┌────────

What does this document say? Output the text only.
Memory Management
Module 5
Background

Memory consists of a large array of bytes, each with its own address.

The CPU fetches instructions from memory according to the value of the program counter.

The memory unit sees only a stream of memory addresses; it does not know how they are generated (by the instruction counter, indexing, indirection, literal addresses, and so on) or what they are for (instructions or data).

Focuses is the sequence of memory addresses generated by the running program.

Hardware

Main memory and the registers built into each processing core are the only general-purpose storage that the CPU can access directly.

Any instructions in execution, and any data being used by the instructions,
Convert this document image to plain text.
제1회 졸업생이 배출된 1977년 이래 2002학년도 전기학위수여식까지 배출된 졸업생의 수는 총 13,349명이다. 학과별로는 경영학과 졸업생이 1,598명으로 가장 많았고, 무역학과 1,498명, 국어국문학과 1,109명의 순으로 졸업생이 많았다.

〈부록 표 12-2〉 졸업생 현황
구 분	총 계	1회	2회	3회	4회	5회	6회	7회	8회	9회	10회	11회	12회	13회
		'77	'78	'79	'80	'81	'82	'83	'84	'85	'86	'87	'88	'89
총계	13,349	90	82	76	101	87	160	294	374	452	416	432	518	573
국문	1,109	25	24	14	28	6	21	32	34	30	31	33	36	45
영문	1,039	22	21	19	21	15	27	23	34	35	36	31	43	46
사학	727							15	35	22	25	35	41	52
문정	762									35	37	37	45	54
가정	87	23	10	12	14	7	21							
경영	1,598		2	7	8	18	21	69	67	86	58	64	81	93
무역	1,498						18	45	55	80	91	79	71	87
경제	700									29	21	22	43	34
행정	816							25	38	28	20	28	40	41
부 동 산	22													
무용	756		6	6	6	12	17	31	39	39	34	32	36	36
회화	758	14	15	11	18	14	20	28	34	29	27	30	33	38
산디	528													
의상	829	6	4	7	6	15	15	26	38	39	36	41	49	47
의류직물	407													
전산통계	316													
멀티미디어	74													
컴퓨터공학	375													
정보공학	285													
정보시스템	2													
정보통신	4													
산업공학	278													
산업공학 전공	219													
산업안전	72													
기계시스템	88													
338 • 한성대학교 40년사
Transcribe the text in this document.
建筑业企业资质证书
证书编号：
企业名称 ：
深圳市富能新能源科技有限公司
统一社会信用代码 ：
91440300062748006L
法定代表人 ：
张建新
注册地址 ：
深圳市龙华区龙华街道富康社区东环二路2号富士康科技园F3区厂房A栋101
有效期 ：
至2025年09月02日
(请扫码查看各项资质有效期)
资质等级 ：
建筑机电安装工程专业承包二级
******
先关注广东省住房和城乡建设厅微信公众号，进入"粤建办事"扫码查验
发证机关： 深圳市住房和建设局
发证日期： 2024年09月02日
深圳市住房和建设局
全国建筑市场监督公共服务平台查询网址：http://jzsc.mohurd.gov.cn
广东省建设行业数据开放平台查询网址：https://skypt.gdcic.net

└────────

Exercise brief: Print the records above exactly as they appear.

Response to this exercise:
What does this document say? Output the text only.
Memory Management
Module 5
Background

Memory consists of a large array of bytes, each with its own address.

The CPU fetches instructions from memory according to the value of the program counter.

The memory unit sees only a stream of memory addresses; it does not know how they are generated (by the instruction counter, indexing, indirection, literal addresses, and so on) or what they are for (instructions or data).

Focuses is the sequence of memory addresses generated by the running program.

Hardware

Main memory and the registers built into each processing core are the only general-purpose storage that the CPU can access directly.

Any instructions in execution, and any data being used by the instructions,
Convert this document image to plain text.
제1회 졸업생이 배출된 1977년 이래 2002학년도 전기학위수여식까지 배출된 졸업생의 수는 총 13,349명이다. 학과별로는 경영학과 졸업생이 1,598명으로 가장 많았고, 무역학과 1,498명, 국어국문학과 1,109명의 순으로 졸업생이 많았다.

〈부록 표 12-2〉 졸업생 현황
구 분	총 계	1회	2회	3회	4회	5회	6회	7회	8회	9회	10회	11회	12회	13회
		'77	'78	'79	'80	'81	'82	'83	'84	'85	'86	'87	'88	'89
총계	13,349	90	82	76	101	87	160	294	374	452	416	432	518	573
국문	1,109	25	24	14	28	6	21	32	34	30	31	33	36	45
영문	1,039	22	21	19	21	15	27	23	34	35	36	31	43	46
사학	727							15	35	22	25	35	41	52
문정	762									35	37	37	45	54
가정	87	23	10	12	14	7	21							
경영	1,598		2	7	8	18	21	69	67	86	58	64	81	93
무역	1,498						18	45	55	80	91	79	71	87
경제	700									29	21	22	43	34
행정	816							25	38	28	20	28	40	41
부 동 산	22													
무용	756		6	6	6	12	17	31	39	39	34	32	36	36
회화	758	14	15	11	18	14	20	28	34	29	27	30	33	38
산디	528													
의상	829	6	4	7	6	15	15	26	38	39	36	41	49	47
의류직물	407													
전산통계	316													
멀티미디어	74													
컴퓨터공학	375													
정보공학	285													
정보시스템	2													
정보통신	4													
산업공학	278													
산업공학 전공	219													
산업안전	72													
기계시스템	88													
338 • 한성대학교 40년사
Transcribe the text in this document.
建筑业企业资质证书
证书编号：
企业名称 ：
深圳市富能新能源科技有限公司
统一社会信用代码 ：
91440300062748006L
法定代表人 ：
张建新
注册地址 ：
深圳市龙华区龙华街道富康社区东环二路2号富士康科技园F3区厂房A栋101
有效期 ：
至2025年09月02日
(请扫码查看各项资质有效期)
资质等级 ：
建筑机电安装工程专业承包二级
******
先关注广东省住房和城乡建设厅微信公众号，进入"粤建办事"扫码查验
发证机关： 深圳市住房和建设局
发证日期： 2024年09月02日
深圳市住房和建设局
全国建筑市场监督公共服务平台查询网址：http://jzsc.mohurd.gov.cn
广东省建设行业数据开放平台查询网址：https://skypt.gdcic.net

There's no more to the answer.